In the listing that follows, how many lines contain the string "Progenitors"? Provide only the number.
========================================================================
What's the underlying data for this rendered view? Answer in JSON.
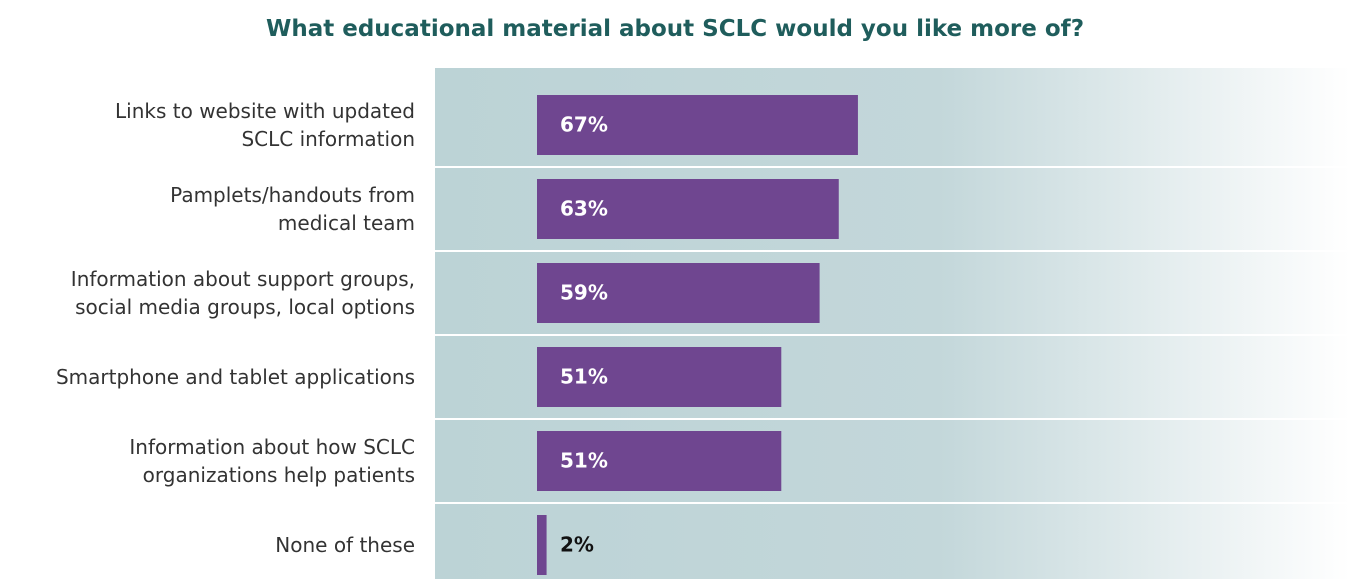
{
  "chart_data": {
    "type": "bar",
    "orientation": "horizontal",
    "title": "What educational material about SCLC would you like more of?",
    "categories": [
      "Links to website with updated\nSCLC information",
      "Pamplets/handouts from\nmedical team",
      "Information about support groups,\nsocial media groups, local options",
      "Smartphone and tablet applications",
      "Information about how SCLC\norganizations help patients",
      "None of these"
    ],
    "values": [
      67,
      63,
      59,
      51,
      51,
      2
    ],
    "value_labels": [
      "67%",
      "63%",
      "59%",
      "51%",
      "51%",
      "2%"
    ],
    "color": "#6f4690"
  }
}
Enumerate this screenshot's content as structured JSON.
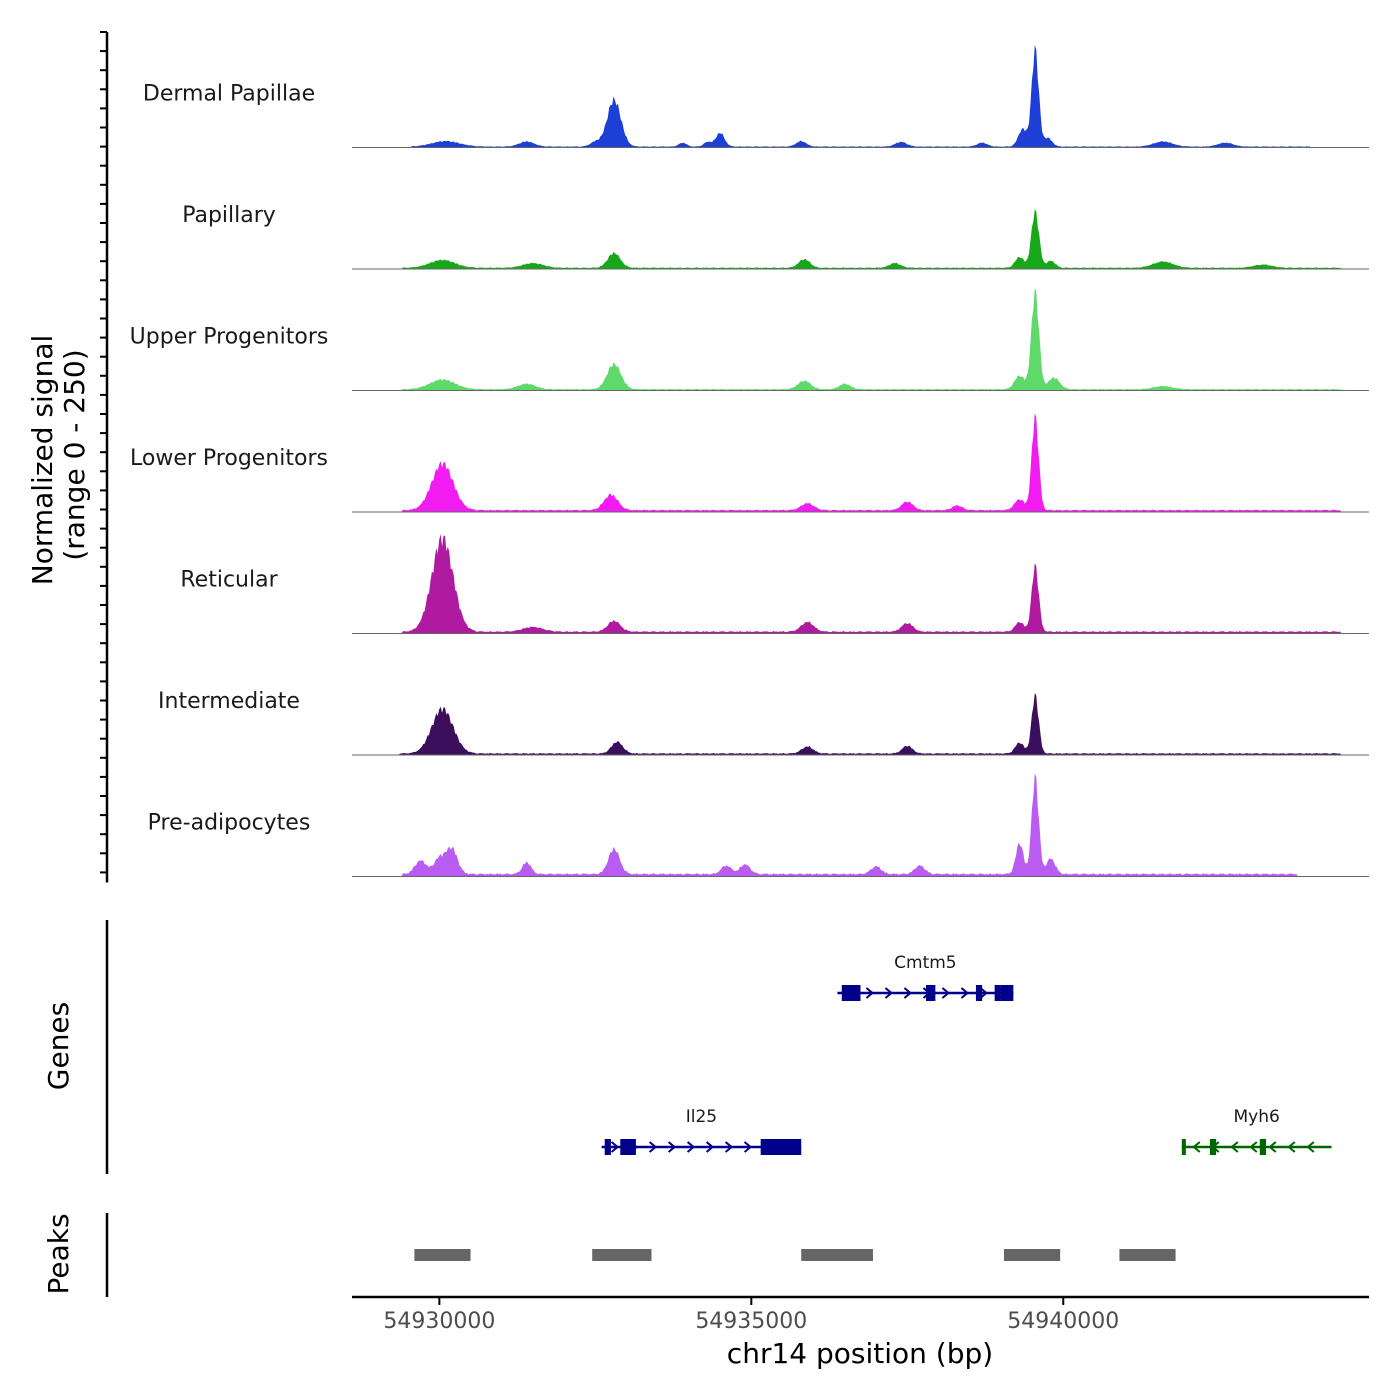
{
  "chart_data": {
    "type": "area",
    "region": {
      "chromosome": "chr14",
      "start": 54928600,
      "end": 54944900
    },
    "ylabel": "Normalized signal\n(range 0 - 250)",
    "ylabel_lines": [
      "Normalized signal",
      "(range 0 - 250)"
    ],
    "ylim": [
      0,
      250
    ],
    "xlabel": "chr14 position (bp)",
    "xticks": [
      {
        "value": 54930000,
        "label": "54930000"
      },
      {
        "value": 54935000,
        "label": "54935000"
      },
      {
        "value": 54940000,
        "label": "54940000"
      }
    ],
    "section_labels": {
      "genes": "Genes",
      "peaks": "Peaks"
    },
    "baseline_color": "#666666",
    "tracks": [
      {
        "name": "Dermal Papillae",
        "color": "#1d3fd6",
        "peaks": [
          {
            "pos": 54939550,
            "height": 250,
            "width": 55
          },
          {
            "pos": 54939350,
            "height": 45,
            "width": 70
          },
          {
            "pos": 54939750,
            "height": 22,
            "width": 70
          },
          {
            "pos": 54932800,
            "height": 120,
            "width": 110
          },
          {
            "pos": 54932500,
            "height": 12,
            "width": 80
          },
          {
            "pos": 54934500,
            "height": 35,
            "width": 70
          },
          {
            "pos": 54934300,
            "height": 12,
            "width": 60
          },
          {
            "pos": 54933900,
            "height": 10,
            "width": 60
          },
          {
            "pos": 54930100,
            "height": 14,
            "width": 220
          },
          {
            "pos": 54931400,
            "height": 13,
            "width": 120
          },
          {
            "pos": 54935800,
            "height": 14,
            "width": 80
          },
          {
            "pos": 54937400,
            "height": 12,
            "width": 90
          },
          {
            "pos": 54938700,
            "height": 10,
            "width": 80
          },
          {
            "pos": 54941600,
            "height": 13,
            "width": 150
          },
          {
            "pos": 54942600,
            "height": 10,
            "width": 120
          }
        ],
        "background": {
          "from": 54929550,
          "to": 54943950,
          "level": 3
        }
      },
      {
        "name": "Papillary",
        "color": "#18a718",
        "peaks": [
          {
            "pos": 54939550,
            "height": 145,
            "width": 60
          },
          {
            "pos": 54939300,
            "height": 28,
            "width": 70
          },
          {
            "pos": 54939800,
            "height": 18,
            "width": 70
          },
          {
            "pos": 54932800,
            "height": 38,
            "width": 100
          },
          {
            "pos": 54930050,
            "height": 20,
            "width": 200
          },
          {
            "pos": 54931500,
            "height": 12,
            "width": 160
          },
          {
            "pos": 54935850,
            "height": 22,
            "width": 90
          },
          {
            "pos": 54937300,
            "height": 12,
            "width": 90
          },
          {
            "pos": 54941600,
            "height": 16,
            "width": 160
          },
          {
            "pos": 54943200,
            "height": 8,
            "width": 150
          }
        ],
        "background": {
          "from": 54929400,
          "to": 54944450,
          "level": 4
        }
      },
      {
        "name": "Upper Progenitors",
        "color": "#5ed96a",
        "peaks": [
          {
            "pos": 54939550,
            "height": 250,
            "width": 60
          },
          {
            "pos": 54939300,
            "height": 35,
            "width": 80
          },
          {
            "pos": 54939850,
            "height": 30,
            "width": 90
          },
          {
            "pos": 54932800,
            "height": 65,
            "width": 110
          },
          {
            "pos": 54930050,
            "height": 25,
            "width": 200
          },
          {
            "pos": 54931400,
            "height": 14,
            "width": 140
          },
          {
            "pos": 54935850,
            "height": 22,
            "width": 100
          },
          {
            "pos": 54936500,
            "height": 14,
            "width": 90
          },
          {
            "pos": 54941600,
            "height": 8,
            "width": 150
          }
        ],
        "background": {
          "from": 54929400,
          "to": 54944450,
          "level": 4
        }
      },
      {
        "name": "Lower Progenitors",
        "color": "#f21bf2",
        "peaks": [
          {
            "pos": 54939550,
            "height": 240,
            "width": 55
          },
          {
            "pos": 54939300,
            "height": 28,
            "width": 80
          },
          {
            "pos": 54930050,
            "height": 120,
            "width": 170
          },
          {
            "pos": 54932750,
            "height": 40,
            "width": 110
          },
          {
            "pos": 54935900,
            "height": 18,
            "width": 100
          },
          {
            "pos": 54937500,
            "height": 22,
            "width": 90
          },
          {
            "pos": 54938300,
            "height": 12,
            "width": 80
          }
        ],
        "background": {
          "from": 54929400,
          "to": 54944450,
          "level": 6
        }
      },
      {
        "name": "Reticular",
        "color": "#b01aa0",
        "peaks": [
          {
            "pos": 54930050,
            "height": 240,
            "width": 170
          },
          {
            "pos": 54939550,
            "height": 170,
            "width": 55
          },
          {
            "pos": 54939300,
            "height": 25,
            "width": 70
          },
          {
            "pos": 54932800,
            "height": 28,
            "width": 100
          },
          {
            "pos": 54935900,
            "height": 25,
            "width": 100
          },
          {
            "pos": 54937500,
            "height": 22,
            "width": 90
          },
          {
            "pos": 54931500,
            "height": 12,
            "width": 160
          }
        ],
        "background": {
          "from": 54929400,
          "to": 54944450,
          "level": 6
        }
      },
      {
        "name": "Intermediate",
        "color": "#3b0f5c",
        "peaks": [
          {
            "pos": 54930050,
            "height": 115,
            "width": 170
          },
          {
            "pos": 54939550,
            "height": 150,
            "width": 55
          },
          {
            "pos": 54939300,
            "height": 28,
            "width": 70
          },
          {
            "pos": 54932850,
            "height": 30,
            "width": 90
          },
          {
            "pos": 54935900,
            "height": 18,
            "width": 90
          },
          {
            "pos": 54937500,
            "height": 20,
            "width": 80
          }
        ],
        "background": {
          "from": 54929350,
          "to": 54944450,
          "level": 5
        }
      },
      {
        "name": "Pre-adipocytes",
        "color": "#b85cf2",
        "peaks": [
          {
            "pos": 54939550,
            "height": 250,
            "width": 55
          },
          {
            "pos": 54939300,
            "height": 80,
            "width": 60
          },
          {
            "pos": 54939800,
            "height": 40,
            "width": 70
          },
          {
            "pos": 54930200,
            "height": 65,
            "width": 90
          },
          {
            "pos": 54929700,
            "height": 35,
            "width": 90
          },
          {
            "pos": 54930000,
            "height": 40,
            "width": 90
          },
          {
            "pos": 54932800,
            "height": 65,
            "width": 90
          },
          {
            "pos": 54931400,
            "height": 30,
            "width": 70
          },
          {
            "pos": 54934600,
            "height": 22,
            "width": 80
          },
          {
            "pos": 54934900,
            "height": 25,
            "width": 80
          },
          {
            "pos": 54937000,
            "height": 20,
            "width": 80
          },
          {
            "pos": 54937700,
            "height": 22,
            "width": 80
          }
        ],
        "background": {
          "from": 54929400,
          "to": 54943750,
          "level": 8
        }
      }
    ],
    "genes": [
      {
        "name": "Cmtm5",
        "strand": "+",
        "start": 54936380,
        "end": 54939200,
        "row": 0,
        "color": "#00008b",
        "exons": [
          [
            54936450,
            54936750
          ],
          [
            54937800,
            54937950
          ],
          [
            54938600,
            54938700
          ],
          [
            54938900,
            54939000
          ],
          [
            54939000,
            54939200
          ]
        ]
      },
      {
        "name": "Il25",
        "strand": "+",
        "start": 54932600,
        "end": 54935800,
        "row": 1,
        "color": "#00008b",
        "exons": [
          [
            54932650,
            54932750
          ],
          [
            54932900,
            54933150
          ],
          [
            54935150,
            54935800
          ]
        ]
      },
      {
        "name": "Myh6",
        "strand": "-",
        "start": 54941900,
        "end": 54944300,
        "row": 1,
        "color": "#006400",
        "exons": [
          [
            54941900,
            54941950
          ],
          [
            54942350,
            54942450
          ],
          [
            54943150,
            54943250
          ]
        ]
      }
    ],
    "peak_regions": [
      [
        54929600,
        54930500
      ],
      [
        54932450,
        54933400
      ],
      [
        54935800,
        54936950
      ],
      [
        54939050,
        54939950
      ],
      [
        54940900,
        54941800
      ]
    ]
  }
}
========================================================================
#### Answer to this exercise:
2